***** Data shown *****
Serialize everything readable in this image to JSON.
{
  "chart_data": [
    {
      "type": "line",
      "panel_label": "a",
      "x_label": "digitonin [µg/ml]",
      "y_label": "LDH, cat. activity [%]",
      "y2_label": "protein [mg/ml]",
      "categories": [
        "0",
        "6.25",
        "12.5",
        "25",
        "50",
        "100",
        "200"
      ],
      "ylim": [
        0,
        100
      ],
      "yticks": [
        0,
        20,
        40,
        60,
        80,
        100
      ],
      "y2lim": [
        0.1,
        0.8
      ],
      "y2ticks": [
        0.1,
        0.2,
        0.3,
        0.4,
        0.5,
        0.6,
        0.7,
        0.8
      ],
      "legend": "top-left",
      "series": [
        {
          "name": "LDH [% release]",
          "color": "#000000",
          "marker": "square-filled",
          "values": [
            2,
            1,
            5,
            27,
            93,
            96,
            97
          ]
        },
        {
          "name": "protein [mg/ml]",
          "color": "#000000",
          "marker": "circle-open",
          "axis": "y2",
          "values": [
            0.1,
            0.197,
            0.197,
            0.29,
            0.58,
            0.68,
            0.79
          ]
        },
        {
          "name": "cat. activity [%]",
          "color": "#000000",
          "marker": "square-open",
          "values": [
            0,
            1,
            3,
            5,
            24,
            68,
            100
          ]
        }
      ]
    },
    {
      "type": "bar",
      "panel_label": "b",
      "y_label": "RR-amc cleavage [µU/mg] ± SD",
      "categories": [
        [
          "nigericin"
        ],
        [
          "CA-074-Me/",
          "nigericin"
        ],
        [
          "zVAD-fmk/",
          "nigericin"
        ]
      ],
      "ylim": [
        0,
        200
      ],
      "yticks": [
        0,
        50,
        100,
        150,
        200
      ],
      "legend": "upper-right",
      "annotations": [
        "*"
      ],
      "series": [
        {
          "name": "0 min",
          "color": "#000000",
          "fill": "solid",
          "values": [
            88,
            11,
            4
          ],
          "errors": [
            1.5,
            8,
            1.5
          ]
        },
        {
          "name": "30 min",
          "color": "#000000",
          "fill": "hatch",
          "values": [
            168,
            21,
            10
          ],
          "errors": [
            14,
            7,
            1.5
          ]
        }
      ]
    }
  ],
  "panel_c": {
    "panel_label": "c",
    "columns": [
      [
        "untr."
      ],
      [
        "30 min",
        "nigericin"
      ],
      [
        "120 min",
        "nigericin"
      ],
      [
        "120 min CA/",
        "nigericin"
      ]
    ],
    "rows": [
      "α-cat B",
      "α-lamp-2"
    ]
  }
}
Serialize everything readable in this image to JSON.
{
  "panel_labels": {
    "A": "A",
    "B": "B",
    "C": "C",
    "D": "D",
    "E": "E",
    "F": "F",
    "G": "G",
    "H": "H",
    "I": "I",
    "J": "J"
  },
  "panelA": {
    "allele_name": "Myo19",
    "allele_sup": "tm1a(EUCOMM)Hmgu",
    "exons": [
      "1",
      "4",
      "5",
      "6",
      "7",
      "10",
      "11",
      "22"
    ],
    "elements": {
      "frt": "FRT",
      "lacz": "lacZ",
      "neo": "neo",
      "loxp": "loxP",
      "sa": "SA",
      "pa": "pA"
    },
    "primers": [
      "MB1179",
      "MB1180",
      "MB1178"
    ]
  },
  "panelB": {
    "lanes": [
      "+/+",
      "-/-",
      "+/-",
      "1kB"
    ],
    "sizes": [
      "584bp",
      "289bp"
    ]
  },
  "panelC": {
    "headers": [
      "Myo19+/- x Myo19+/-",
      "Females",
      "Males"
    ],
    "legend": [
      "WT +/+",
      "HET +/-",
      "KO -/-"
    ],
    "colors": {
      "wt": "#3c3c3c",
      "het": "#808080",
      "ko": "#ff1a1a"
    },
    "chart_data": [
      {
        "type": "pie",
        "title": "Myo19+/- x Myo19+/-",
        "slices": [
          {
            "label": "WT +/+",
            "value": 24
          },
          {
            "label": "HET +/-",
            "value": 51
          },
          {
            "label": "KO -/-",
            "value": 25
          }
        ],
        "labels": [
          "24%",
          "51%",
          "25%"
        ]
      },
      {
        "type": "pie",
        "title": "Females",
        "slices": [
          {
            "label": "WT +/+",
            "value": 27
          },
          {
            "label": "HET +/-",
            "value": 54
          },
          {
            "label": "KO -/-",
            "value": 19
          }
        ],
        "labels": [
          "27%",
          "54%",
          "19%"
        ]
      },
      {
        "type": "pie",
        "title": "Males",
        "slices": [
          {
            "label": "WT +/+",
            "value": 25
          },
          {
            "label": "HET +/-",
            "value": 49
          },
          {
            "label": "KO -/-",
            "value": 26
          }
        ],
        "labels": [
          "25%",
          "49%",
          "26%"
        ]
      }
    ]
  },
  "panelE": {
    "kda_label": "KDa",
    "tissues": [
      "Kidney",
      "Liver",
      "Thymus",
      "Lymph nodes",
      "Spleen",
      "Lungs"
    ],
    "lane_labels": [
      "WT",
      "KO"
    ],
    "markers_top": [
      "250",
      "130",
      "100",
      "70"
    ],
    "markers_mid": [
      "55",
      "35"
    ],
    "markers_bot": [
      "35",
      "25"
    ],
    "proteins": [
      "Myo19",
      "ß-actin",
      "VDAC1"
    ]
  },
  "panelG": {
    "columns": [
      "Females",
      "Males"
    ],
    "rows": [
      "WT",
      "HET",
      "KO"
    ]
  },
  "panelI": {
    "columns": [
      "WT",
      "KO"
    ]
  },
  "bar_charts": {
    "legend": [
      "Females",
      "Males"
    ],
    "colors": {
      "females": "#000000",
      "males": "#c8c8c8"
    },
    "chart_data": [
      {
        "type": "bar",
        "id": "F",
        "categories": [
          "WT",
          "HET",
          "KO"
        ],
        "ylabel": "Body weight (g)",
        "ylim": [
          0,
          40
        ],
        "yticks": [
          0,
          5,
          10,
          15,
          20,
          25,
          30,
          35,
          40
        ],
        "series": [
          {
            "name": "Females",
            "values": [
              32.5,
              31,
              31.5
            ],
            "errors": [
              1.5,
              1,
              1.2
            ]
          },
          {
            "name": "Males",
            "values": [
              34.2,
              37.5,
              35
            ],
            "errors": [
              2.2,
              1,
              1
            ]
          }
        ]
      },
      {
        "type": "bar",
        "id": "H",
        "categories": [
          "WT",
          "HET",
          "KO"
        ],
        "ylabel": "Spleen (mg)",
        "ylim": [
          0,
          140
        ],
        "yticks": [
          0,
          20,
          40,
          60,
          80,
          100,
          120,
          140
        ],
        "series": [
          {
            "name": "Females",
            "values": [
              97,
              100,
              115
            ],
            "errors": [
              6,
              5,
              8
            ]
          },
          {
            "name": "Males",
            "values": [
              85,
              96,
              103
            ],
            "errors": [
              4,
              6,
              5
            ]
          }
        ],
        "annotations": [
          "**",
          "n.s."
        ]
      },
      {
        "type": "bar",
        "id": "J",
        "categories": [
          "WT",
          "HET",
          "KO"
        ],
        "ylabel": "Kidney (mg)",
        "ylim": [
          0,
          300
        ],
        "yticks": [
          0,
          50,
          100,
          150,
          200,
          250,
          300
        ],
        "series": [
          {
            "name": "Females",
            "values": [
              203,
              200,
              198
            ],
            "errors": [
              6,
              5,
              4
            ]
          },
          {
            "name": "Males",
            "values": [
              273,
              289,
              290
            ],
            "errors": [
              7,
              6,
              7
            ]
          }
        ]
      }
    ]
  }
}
*****
__Your instructions__
Look back at the records above. Repeat all of them exactly.

__Response to the exercise__
Serialize everything readable in this image to JSON.
{
  "chart_data": [
    {
      "type": "line",
      "panel_label": "a",
      "x_label": "digitonin [µg/ml]",
      "y_label": "LDH, cat. activity [%]",
      "y2_label": "protein [mg/ml]",
      "categories": [
        "0",
        "6.25",
        "12.5",
        "25",
        "50",
        "100",
        "200"
      ],
      "ylim": [
        0,
        100
      ],
      "yticks": [
        0,
        20,
        40,
        60,
        80,
        100
      ],
      "y2lim": [
        0.1,
        0.8
      ],
      "y2ticks": [
        0.1,
        0.2,
        0.3,
        0.4,
        0.5,
        0.6,
        0.7,
        0.8
      ],
      "legend": "top-left",
      "series": [
        {
          "name": "LDH [% release]",
          "color": "#000000",
          "marker": "square-filled",
          "values": [
            2,
            1,
            5,
            27,
            93,
            96,
            97
          ]
        },
        {
          "name": "protein [mg/ml]",
          "color": "#000000",
          "marker": "circle-open",
          "axis": "y2",
          "values": [
            0.1,
            0.197,
            0.197,
            0.29,
            0.58,
            0.68,
            0.79
          ]
        },
        {
          "name": "cat. activity [%]",
          "color": "#000000",
          "marker": "square-open",
          "values": [
            0,
            1,
            3,
            5,
            24,
            68,
            100
          ]
        }
      ]
    },
    {
      "type": "bar",
      "panel_label": "b",
      "y_label": "RR-amc cleavage [µU/mg] ± SD",
      "categories": [
        [
          "nigericin"
        ],
        [
          "CA-074-Me/",
          "nigericin"
        ],
        [
          "zVAD-fmk/",
          "nigericin"
        ]
      ],
      "ylim": [
        0,
        200
      ],
      "yticks": [
        0,
        50,
        100,
        150,
        200
      ],
      "legend": "upper-right",
      "annotations": [
        "*"
      ],
      "series": [
        {
          "name": "0 min",
          "color": "#000000",
          "fill": "solid",
          "values": [
            88,
            11,
            4
          ],
          "errors": [
            1.5,
            8,
            1.5
          ]
        },
        {
          "name": "30 min",
          "color": "#000000",
          "fill": "hatch",
          "values": [
            168,
            21,
            10
          ],
          "errors": [
            14,
            7,
            1.5
          ]
        }
      ]
    }
  ],
  "panel_c": {
    "panel_label": "c",
    "columns": [
      [
        "untr."
      ],
      [
        "30 min",
        "nigericin"
      ],
      [
        "120 min",
        "nigericin"
      ],
      [
        "120 min CA/",
        "nigericin"
      ]
    ],
    "rows": [
      "α-cat B",
      "α-lamp-2"
    ]
  }
}
Serialize everything readable in this image to JSON.
{
  "panel_labels": {
    "A": "A",
    "B": "B",
    "C": "C",
    "D": "D",
    "E": "E",
    "F": "F",
    "G": "G",
    "H": "H",
    "I": "I",
    "J": "J"
  },
  "panelA": {
    "allele_name": "Myo19",
    "allele_sup": "tm1a(EUCOMM)Hmgu",
    "exons": [
      "1",
      "4",
      "5",
      "6",
      "7",
      "10",
      "11",
      "22"
    ],
    "elements": {
      "frt": "FRT",
      "lacz": "lacZ",
      "neo": "neo",
      "loxp": "loxP",
      "sa": "SA",
      "pa": "pA"
    },
    "primers": [
      "MB1179",
      "MB1180",
      "MB1178"
    ]
  },
  "panelB": {
    "lanes": [
      "+/+",
      "-/-",
      "+/-",
      "1kB"
    ],
    "sizes": [
      "584bp",
      "289bp"
    ]
  },
  "panelC": {
    "headers": [
      "Myo19+/- x Myo19+/-",
      "Females",
      "Males"
    ],
    "legend": [
      "WT +/+",
      "HET +/-",
      "KO -/-"
    ],
    "colors": {
      "wt": "#3c3c3c",
      "het": "#808080",
      "ko": "#ff1a1a"
    },
    "chart_data": [
      {
        "type": "pie",
        "title": "Myo19+/- x Myo19+/-",
        "slices": [
          {
            "label": "WT +/+",
            "value": 24
          },
          {
            "label": "HET +/-",
            "value": 51
          },
          {
            "label": "KO -/-",
            "value": 25
          }
        ],
        "labels": [
          "24%",
          "51%",
          "25%"
        ]
      },
      {
        "type": "pie",
        "title": "Females",
        "slices": [
          {
            "label": "WT +/+",
            "value": 27
          },
          {
            "label": "HET +/-",
            "value": 54
          },
          {
            "label": "KO -/-",
            "value": 19
          }
        ],
        "labels": [
          "27%",
          "54%",
          "19%"
        ]
      },
      {
        "type": "pie",
        "title": "Males",
        "slices": [
          {
            "label": "WT +/+",
            "value": 25
          },
          {
            "label": "HET +/-",
            "value": 49
          },
          {
            "label": "KO -/-",
            "value": 26
          }
        ],
        "labels": [
          "25%",
          "49%",
          "26%"
        ]
      }
    ]
  },
  "panelE": {
    "kda_label": "KDa",
    "tissues": [
      "Kidney",
      "Liver",
      "Thymus",
      "Lymph nodes",
      "Spleen",
      "Lungs"
    ],
    "lane_labels": [
      "WT",
      "KO"
    ],
    "markers_top": [
      "250",
      "130",
      "100",
      "70"
    ],
    "markers_mid": [
      "55",
      "35"
    ],
    "markers_bot": [
      "35",
      "25"
    ],
    "proteins": [
      "Myo19",
      "ß-actin",
      "VDAC1"
    ]
  },
  "panelG": {
    "columns": [
      "Females",
      "Males"
    ],
    "rows": [
      "WT",
      "HET",
      "KO"
    ]
  },
  "panelI": {
    "columns": [
      "WT",
      "KO"
    ]
  },
  "bar_charts": {
    "legend": [
      "Females",
      "Males"
    ],
    "colors": {
      "females": "#000000",
      "males": "#c8c8c8"
    },
    "chart_data": [
      {
        "type": "bar",
        "id": "F",
        "categories": [
          "WT",
          "HET",
          "KO"
        ],
        "ylabel": "Body weight (g)",
        "ylim": [
          0,
          40
        ],
        "yticks": [
          0,
          5,
          10,
          15,
          20,
          25,
          30,
          35,
          40
        ],
        "series": [
          {
            "name": "Females",
            "values": [
              32.5,
              31,
              31.5
            ],
            "errors": [
              1.5,
              1,
              1.2
            ]
          },
          {
            "name": "Males",
            "values": [
              34.2,
              37.5,
              35
            ],
            "errors": [
              2.2,
              1,
              1
            ]
          }
        ]
      },
      {
        "type": "bar",
        "id": "H",
        "categories": [
          "WT",
          "HET",
          "KO"
        ],
        "ylabel": "Spleen (mg)",
        "ylim": [
          0,
          140
        ],
        "yticks": [
          0,
          20,
          40,
          60,
          80,
          100,
          120,
          140
        ],
        "series": [
          {
            "name": "Females",
            "values": [
              97,
              100,
              115
            ],
            "errors": [
              6,
              5,
              8
            ]
          },
          {
            "name": "Males",
            "values": [
              85,
              96,
              103
            ],
            "errors": [
              4,
              6,
              5
            ]
          }
        ],
        "annotations": [
          "**",
          "n.s."
        ]
      },
      {
        "type": "bar",
        "id": "J",
        "categories": [
          "WT",
          "HET",
          "KO"
        ],
        "ylabel": "Kidney (mg)",
        "ylim": [
          0,
          300
        ],
        "yticks": [
          0,
          50,
          100,
          150,
          200,
          250,
          300
        ],
        "series": [
          {
            "name": "Females",
            "values": [
              203,
              200,
              198
            ],
            "errors": [
              6,
              5,
              4
            ]
          },
          {
            "name": "Males",
            "values": [
              273,
              289,
              290
            ],
            "errors": [
              7,
              6,
              7
            ]
          }
        ]
      }
    ]
  }
}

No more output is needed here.